[Selected extract]

--

LAMP: Learning Universal Adversarial Perturbations for Multi-Image Tasks via Pre-trained Models
Alvi Md Ishmam , Najibul Haque Sarker , Zaber Ibn Abdul Hakim , Chris Thomas
Published on arXiv
2601.21220
Input Manipulation Attack
OWASP ML Top 10 — ML01
Prompt Injection
OWASP LLM Top 10 — LLM01
Key Finding
LAMP outperforms SOTA baselines in attack success rate across multiple multi-image vision-language tasks and MLLM architectures in a black-box setting, succeeding even when only a subset of inference images are perturbed.
LAMP
Novel technique introduced
Multimodal Large Language Models (MLLMs) have achieved remarkable performance across vision-language tasks. Recent advancements allow these models to process multiple images as inputs. However, the vulnerabilities of multi-image MLLMs remain unexplored. Existing adversarial attacks focus on single-image settings and often assume a white-box threat model, which is impractical in many real-world scenarios. This paper introduces LAMP, a black-box method for learning Universal Adversarial Perturbations (UAPs) targeting multi-image MLLMs. LAMP applies an attention-based constraint that prevents the model from effectively aggregating information across images. LAMP also introduces a novel cross-image contagious constraint that forces perturbed tokens to influence clean tokens, spreading adversarial effects without requiring all inputs to be modified. Additionally, an index-attention suppression loss enables a robust position-invariant attack. Experimental results show that LAMP outperforms SOTA baselines and achieves the highest attack success rates across multiple vision-language tasks and models.

--

[Supplied information]

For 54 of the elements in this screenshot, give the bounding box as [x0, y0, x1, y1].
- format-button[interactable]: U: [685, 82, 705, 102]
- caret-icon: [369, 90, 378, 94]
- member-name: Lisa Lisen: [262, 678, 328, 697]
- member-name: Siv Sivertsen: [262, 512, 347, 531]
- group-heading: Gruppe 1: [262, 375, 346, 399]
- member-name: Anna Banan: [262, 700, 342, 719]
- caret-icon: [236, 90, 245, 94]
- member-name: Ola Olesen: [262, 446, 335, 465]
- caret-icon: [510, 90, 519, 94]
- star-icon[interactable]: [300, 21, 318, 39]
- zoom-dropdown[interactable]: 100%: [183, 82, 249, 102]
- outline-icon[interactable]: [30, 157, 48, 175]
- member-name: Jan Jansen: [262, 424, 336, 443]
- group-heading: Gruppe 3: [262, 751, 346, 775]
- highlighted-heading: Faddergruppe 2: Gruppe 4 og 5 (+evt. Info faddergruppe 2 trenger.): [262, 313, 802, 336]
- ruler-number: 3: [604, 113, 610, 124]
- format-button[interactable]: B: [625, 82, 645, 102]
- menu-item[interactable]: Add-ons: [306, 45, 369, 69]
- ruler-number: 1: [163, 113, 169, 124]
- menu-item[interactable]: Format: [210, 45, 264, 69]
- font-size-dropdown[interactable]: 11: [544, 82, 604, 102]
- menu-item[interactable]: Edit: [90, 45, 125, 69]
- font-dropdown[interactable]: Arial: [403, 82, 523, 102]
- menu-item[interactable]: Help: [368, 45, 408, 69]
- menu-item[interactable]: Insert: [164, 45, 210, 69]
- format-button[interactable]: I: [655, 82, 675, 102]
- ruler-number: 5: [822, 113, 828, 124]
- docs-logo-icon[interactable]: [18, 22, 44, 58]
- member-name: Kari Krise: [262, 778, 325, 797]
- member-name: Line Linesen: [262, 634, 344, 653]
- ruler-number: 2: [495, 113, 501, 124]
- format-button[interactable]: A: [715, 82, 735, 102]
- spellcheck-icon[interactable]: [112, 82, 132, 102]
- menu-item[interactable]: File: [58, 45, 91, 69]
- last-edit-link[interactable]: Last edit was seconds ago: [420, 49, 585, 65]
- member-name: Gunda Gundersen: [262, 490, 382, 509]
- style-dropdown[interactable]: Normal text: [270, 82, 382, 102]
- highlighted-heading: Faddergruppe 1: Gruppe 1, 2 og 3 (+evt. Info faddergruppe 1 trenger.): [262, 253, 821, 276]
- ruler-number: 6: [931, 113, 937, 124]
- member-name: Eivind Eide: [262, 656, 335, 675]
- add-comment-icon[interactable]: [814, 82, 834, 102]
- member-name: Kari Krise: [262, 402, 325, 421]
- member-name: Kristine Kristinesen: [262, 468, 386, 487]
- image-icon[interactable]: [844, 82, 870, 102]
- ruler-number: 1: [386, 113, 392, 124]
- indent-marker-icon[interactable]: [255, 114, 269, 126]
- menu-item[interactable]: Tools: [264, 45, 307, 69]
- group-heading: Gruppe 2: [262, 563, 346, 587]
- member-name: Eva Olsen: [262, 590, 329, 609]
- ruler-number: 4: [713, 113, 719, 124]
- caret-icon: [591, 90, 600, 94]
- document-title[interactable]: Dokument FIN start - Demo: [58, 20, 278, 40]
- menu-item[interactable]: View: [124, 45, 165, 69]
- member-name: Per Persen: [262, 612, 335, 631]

--

[Complete the following]
**a)** Can you repeat, word for word, the part of the LAMP paper summary that opens with the words containing "LAMP: Learning Universal" and closes with "images are perturbed."?
**b)** How would the summary of the LAMP adversarial attack paper go on after its final sentence? Write the next part.

[Expected responses]
**a)**
LAMP: Learning Universal Adversarial Perturbations for Multi-Image Tasks via Pre-trained Models
Alvi Md Ishmam , Najibul Haque Sarker , Zaber Ibn Abdul Hakim , Chris Thomas
Published on arXiv
2601.21220
Input Manipulation Attack
OWASP ML Top 10 — ML01
Prompt Injection
OWASP LLM Top 10 — LLM01
Key Finding
LAMP outperforms SOTA baselines in attack success rate across multiple multi-image vision-language tasks and MLLM architectures in a black-box setting, succeeding even when only a subset of inference images are perturbed.

**b)**
Key Contributions
- First adversarial attack explicitly targeting multi-image MLLMs, transferable across models and tasks without requiring knowledge of downstream architectures.
- Attention-based UAP learning via Pompeiu-Hausdorff distance on self-attention weights, keeping the pre-trained MLLM frozen during optimization.
- Novel 'contagious' cross-image objective enabling perturbed visual tokens to infect clean tokens, plus index-attention suppression loss for position-invariant attacks.
🛡️ Threat Analysis
Crafts adversarial visual perturbations (UAPs) applied to image inputs of multi-image MLLMs at inference time to disrupt correct outputs — a textbook input manipulation attack. Uses Pompeiu-Hausdorff distance to target attention heads and maximize dissimilarity between clean and perturbed hidden states.